=== Material for this task ===

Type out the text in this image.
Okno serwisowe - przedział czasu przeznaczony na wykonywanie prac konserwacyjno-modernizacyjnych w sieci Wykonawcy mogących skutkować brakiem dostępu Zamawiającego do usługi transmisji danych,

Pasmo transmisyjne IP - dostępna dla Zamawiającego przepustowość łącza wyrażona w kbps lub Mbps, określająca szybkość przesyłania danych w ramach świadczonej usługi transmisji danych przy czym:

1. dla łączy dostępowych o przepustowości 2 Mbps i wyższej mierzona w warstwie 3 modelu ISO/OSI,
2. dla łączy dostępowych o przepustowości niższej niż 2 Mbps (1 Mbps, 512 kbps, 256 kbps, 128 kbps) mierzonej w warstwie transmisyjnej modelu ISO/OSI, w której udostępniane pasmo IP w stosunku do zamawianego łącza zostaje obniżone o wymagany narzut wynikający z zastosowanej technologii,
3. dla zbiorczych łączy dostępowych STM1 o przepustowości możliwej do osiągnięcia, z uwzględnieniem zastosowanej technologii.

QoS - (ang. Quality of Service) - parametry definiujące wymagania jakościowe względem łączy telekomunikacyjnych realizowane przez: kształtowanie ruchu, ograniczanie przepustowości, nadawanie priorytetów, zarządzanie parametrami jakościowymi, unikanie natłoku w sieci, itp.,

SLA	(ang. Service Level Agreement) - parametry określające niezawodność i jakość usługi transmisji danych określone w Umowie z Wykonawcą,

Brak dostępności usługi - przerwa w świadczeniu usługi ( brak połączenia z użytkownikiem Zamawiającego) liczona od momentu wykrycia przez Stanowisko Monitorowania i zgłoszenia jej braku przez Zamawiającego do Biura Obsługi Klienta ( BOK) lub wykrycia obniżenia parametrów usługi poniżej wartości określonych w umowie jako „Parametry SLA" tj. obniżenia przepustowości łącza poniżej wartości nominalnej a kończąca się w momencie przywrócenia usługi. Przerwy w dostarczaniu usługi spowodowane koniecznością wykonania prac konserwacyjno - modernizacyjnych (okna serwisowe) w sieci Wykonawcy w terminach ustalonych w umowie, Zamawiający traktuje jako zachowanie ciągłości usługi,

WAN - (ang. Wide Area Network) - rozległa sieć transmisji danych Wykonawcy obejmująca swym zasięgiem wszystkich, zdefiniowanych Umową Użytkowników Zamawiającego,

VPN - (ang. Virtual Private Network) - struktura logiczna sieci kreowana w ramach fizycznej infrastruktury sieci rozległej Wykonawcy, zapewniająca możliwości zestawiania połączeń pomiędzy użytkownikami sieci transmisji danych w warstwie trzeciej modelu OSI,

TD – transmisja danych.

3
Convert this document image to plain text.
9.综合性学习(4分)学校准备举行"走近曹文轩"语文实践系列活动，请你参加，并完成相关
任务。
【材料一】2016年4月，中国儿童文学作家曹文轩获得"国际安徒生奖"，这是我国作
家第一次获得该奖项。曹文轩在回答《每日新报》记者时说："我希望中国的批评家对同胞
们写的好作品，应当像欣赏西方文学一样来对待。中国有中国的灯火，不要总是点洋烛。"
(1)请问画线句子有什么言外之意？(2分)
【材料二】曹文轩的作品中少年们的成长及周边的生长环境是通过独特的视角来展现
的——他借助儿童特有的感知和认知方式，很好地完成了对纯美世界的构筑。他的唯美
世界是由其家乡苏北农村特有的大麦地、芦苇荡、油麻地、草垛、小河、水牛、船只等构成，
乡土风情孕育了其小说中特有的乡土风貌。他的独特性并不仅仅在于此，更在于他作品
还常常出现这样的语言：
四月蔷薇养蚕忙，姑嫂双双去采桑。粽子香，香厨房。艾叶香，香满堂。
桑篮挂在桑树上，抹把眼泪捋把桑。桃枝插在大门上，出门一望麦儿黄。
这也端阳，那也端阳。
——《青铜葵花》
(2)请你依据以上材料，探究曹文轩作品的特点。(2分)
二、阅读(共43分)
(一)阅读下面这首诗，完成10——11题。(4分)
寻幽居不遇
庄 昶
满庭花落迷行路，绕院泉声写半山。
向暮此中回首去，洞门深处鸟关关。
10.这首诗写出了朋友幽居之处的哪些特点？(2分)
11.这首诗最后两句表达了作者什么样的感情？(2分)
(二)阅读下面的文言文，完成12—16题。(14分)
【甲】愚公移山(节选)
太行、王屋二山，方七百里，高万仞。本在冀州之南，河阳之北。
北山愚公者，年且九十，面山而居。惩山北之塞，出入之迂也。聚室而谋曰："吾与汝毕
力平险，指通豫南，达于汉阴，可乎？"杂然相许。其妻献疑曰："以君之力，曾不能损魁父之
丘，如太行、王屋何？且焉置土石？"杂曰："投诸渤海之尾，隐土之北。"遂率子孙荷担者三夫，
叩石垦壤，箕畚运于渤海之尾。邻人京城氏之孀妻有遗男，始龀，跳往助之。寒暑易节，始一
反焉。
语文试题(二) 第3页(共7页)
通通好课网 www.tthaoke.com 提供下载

=== Written request ===
Each line of the listing should be copied exactly.

=== Answer to this exercise ===
Type out the text in this image.
Okno serwisowe - przedział czasu przeznaczony na wykonywanie prac konserwacyjno-modernizacyjnych w sieci Wykonawcy mogących skutkować brakiem dostępu Zamawiającego do usługi transmisji danych,

Pasmo transmisyjne IP - dostępna dla Zamawiającego przepustowość łącza wyrażona w kbps lub Mbps, określająca szybkość przesyłania danych w ramach świadczonej usługi transmisji danych przy czym:

1. dla łączy dostępowych o przepustowości 2 Mbps i wyższej mierzona w warstwie 3 modelu ISO/OSI,
2. dla łączy dostępowych o przepustowości niższej niż 2 Mbps (1 Mbps, 512 kbps, 256 kbps, 128 kbps) mierzonej w warstwie transmisyjnej modelu ISO/OSI, w której udostępniane pasmo IP w stosunku do zamawianego łącza zostaje obniżone o wymagany narzut wynikający z zastosowanej technologii,
3. dla zbiorczych łączy dostępowych STM1 o przepustowości możliwej do osiągnięcia, z uwzględnieniem zastosowanej technologii.

QoS - (ang. Quality of Service) - parametry definiujące wymagania jakościowe względem łączy telekomunikacyjnych realizowane przez: kształtowanie ruchu, ograniczanie przepustowości, nadawanie priorytetów, zarządzanie parametrami jakościowymi, unikanie natłoku w sieci, itp.,

SLA	(ang. Service Level Agreement) - parametry określające niezawodność i jakość usługi transmisji danych określone w Umowie z Wykonawcą,

Brak dostępności usługi - przerwa w świadczeniu usługi ( brak połączenia z użytkownikiem Zamawiającego) liczona od momentu wykrycia przez Stanowisko Monitorowania i zgłoszenia jej braku przez Zamawiającego do Biura Obsługi Klienta ( BOK) lub wykrycia obniżenia parametrów usługi poniżej wartości określonych w umowie jako „Parametry SLA" tj. obniżenia przepustowości łącza poniżej wartości nominalnej a kończąca się w momencie przywrócenia usługi. Przerwy w dostarczaniu usługi spowodowane koniecznością wykonania prac konserwacyjno - modernizacyjnych (okna serwisowe) w sieci Wykonawcy w terminach ustalonych w umowie, Zamawiający traktuje jako zachowanie ciągłości usługi,

WAN - (ang. Wide Area Network) - rozległa sieć transmisji danych Wykonawcy obejmująca swym zasięgiem wszystkich, zdefiniowanych Umową Użytkowników Zamawiającego,

VPN - (ang. Virtual Private Network) - struktura logiczna sieci kreowana w ramach fizycznej infrastruktury sieci rozległej Wykonawcy, zapewniająca możliwości zestawiania połączeń pomiędzy użytkownikami sieci transmisji danych w warstwie trzeciej modelu OSI,

TD – transmisja danych.

3
Convert this document image to plain text.
9.综合性学习(4分)学校准备举行"走近曹文轩"语文实践系列活动，请你参加，并完成相关
任务。
【材料一】2016年4月，中国儿童文学作家曹文轩获得"国际安徒生奖"，这是我国作
家第一次获得该奖项。曹文轩在回答《每日新报》记者时说："我希望中国的批评家对同胞
们写的好作品，应当像欣赏西方文学一样来对待。中国有中国的灯火，不要总是点洋烛。"
(1)请问画线句子有什么言外之意？(2分)
【材料二】曹文轩的作品中少年们的成长及周边的生长环境是通过独特的视角来展现
的——他借助儿童特有的感知和认知方式，很好地完成了对纯美世界的构筑。他的唯美
世界是由其家乡苏北农村特有的大麦地、芦苇荡、油麻地、草垛、小河、水牛、船只等构成，
乡土风情孕育了其小说中特有的乡土风貌。他的独特性并不仅仅在于此，更在于他作品
还常常出现这样的语言：
四月蔷薇养蚕忙，姑嫂双双去采桑。粽子香，香厨房。艾叶香，香满堂。
桑篮挂在桑树上，抹把眼泪捋把桑。桃枝插在大门上，出门一望麦儿黄。
这也端阳，那也端阳。
——《青铜葵花》
(2)请你依据以上材料，探究曹文轩作品的特点。(2分)
二、阅读(共43分)
(一)阅读下面这首诗，完成10——11题。(4分)
寻幽居不遇
庄 昶
满庭花落迷行路，绕院泉声写半山。
向暮此中回首去，洞门深处鸟关关。
10.这首诗写出了朋友幽居之处的哪些特点？(2分)
11.这首诗最后两句表达了作者什么样的感情？(2分)
(二)阅读下面的文言文，完成12—16题。(14分)
【甲】愚公移山(节选)
太行、王屋二山，方七百里，高万仞。本在冀州之南，河阳之北。
北山愚公者，年且九十，面山而居。惩山北之塞，出入之迂也。聚室而谋曰："吾与汝毕
力平险，指通豫南，达于汉阴，可乎？"杂然相许。其妻献疑曰："以君之力，曾不能损魁父之
丘，如太行、王屋何？且焉置土石？"杂曰："投诸渤海之尾，隐土之北。"遂率子孙荷担者三夫，
叩石垦壤，箕畚运于渤海之尾。邻人京城氏之孀妻有遗男，始龀，跳往助之。寒暑易节，始一
反焉。
语文试题(二) 第3页(共7页)
通通好课网 www.tthaoke.com 提供下载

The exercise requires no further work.